→ Extrait cité:
☆ ☆ ☆ ☆

Ce chercheur au think tank Center for Russia and Eastern Europe Research (CREER) réagit à la page Contrechamp du 8 juillet.
Bélarus

Depuis qu’Alexandre Loukachenko s’est autoproclamé vainqueur d’un sixième mandat en 2020, le pays traverse une période de turbulences politiques, économiques et sociales sans précédent, même si les enjeux remontent au début de sa présidence en 1994, lorsque la dérive autoritaire devient une tendance et s’installe dans la durée.

Pourtant, selon l’ONG Viasna, c’est à la suite des élections présidentielles abusivement truquées en août 2020 qu’une campagne de répression massive a forcé des milliers de personnes à quitter le pays, tandis que plus de 35 000 ont été arrêtés et presque 600 ont déjà reçu le statut de prisonniers politiques. Il s’agit d’un tournant décisif car le point de non-retour a été atteint. «L’îlot de stabilité», comme certains nostalgiques de l’URSS et partisans de la main dure du président autoritaire qualifient le pays, est devenu un Goulag moderne en plein centre de l’Europe.

☆ ☆ ☆ ☆

Entrées issues d'une collection
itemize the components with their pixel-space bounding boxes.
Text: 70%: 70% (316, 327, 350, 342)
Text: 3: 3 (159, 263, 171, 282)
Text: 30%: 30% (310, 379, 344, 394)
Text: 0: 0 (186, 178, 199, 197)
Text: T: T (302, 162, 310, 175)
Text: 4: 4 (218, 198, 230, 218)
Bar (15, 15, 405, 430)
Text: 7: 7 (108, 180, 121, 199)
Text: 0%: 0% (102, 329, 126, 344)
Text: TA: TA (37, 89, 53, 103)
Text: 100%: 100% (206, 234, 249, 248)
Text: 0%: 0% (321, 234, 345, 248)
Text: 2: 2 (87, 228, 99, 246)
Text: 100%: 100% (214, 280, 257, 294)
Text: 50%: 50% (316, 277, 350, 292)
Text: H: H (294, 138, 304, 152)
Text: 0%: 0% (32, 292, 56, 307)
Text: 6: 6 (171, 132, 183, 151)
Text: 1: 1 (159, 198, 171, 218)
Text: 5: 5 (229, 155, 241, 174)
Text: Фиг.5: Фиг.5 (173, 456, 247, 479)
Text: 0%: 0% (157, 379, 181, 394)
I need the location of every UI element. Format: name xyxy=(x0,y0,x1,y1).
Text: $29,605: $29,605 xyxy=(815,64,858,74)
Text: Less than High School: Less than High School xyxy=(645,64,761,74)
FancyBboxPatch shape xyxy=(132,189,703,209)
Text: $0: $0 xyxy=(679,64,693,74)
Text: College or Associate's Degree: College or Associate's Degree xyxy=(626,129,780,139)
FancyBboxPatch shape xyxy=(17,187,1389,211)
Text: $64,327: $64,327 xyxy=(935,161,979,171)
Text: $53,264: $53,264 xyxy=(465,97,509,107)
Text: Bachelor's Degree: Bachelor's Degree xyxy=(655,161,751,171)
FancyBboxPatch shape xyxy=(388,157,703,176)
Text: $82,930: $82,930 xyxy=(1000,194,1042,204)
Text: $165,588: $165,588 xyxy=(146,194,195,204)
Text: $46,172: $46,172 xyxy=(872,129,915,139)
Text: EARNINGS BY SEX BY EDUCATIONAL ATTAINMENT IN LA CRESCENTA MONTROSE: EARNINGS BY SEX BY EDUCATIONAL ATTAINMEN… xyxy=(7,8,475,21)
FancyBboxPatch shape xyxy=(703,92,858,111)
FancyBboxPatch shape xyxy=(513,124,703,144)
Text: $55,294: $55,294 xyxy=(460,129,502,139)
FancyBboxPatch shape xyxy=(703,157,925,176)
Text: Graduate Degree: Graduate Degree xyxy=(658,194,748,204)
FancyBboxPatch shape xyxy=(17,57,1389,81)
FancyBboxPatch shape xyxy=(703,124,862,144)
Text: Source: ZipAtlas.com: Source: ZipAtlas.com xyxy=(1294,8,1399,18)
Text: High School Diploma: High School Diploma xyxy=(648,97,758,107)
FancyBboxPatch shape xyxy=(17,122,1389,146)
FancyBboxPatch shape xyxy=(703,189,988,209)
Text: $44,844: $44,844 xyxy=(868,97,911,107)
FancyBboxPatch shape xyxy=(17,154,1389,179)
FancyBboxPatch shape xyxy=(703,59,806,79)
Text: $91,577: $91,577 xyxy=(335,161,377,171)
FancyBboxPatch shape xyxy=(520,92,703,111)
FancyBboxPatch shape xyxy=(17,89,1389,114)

☆ ☆ ☆ ☆

→ Tâches à réaliser:
**a)** Recopiez à l'identique le passage de l'extrait sur le Bélarus, depuis « Pourtant, selon l’ONG » jusqu'à « centre de l’Europe. » inclus.
**b)** À partir de l'extrait sur le Bélarus, répondez s'il vous plaît à ces questions :
(i) En quelle année la présidence d'Alexandre Loukachenko a-t-elle commencé ?
(ii) Selon l'ONG Viasna, combien de personnes ont été arrêtées ?
(iii) Quand ont eu lieu les élections présidentielles qualifiées de truquées ?
Les lignes proviennent d'une autre source que l'extrait.

→ Résultats par tâche:
**a)**
Pourtant, selon l’ONG Viasna, c’est à la suite des élections présidentielles abusivement truquées en août 2020 qu’une campagne de répression massive a forcé des milliers de personnes à quitter le pays, tandis que plus de 35 000 ont été arrêtés et presque 600 ont déjà reçu le statut de prisonniers politiques. Il s’agit d’un tournant décisif car le point de non-retour a été atteint. «L’îlot de stabilité», comme certains nostalgiques de l’URSS et partisans de la main dure du président autoritaire qualifient le pays, est devenu un Goulag moderne en plein centre de l’Europe.

**b)**
(i) En 1994.
(ii) Plus de 35 000.
(iii) En août 2020.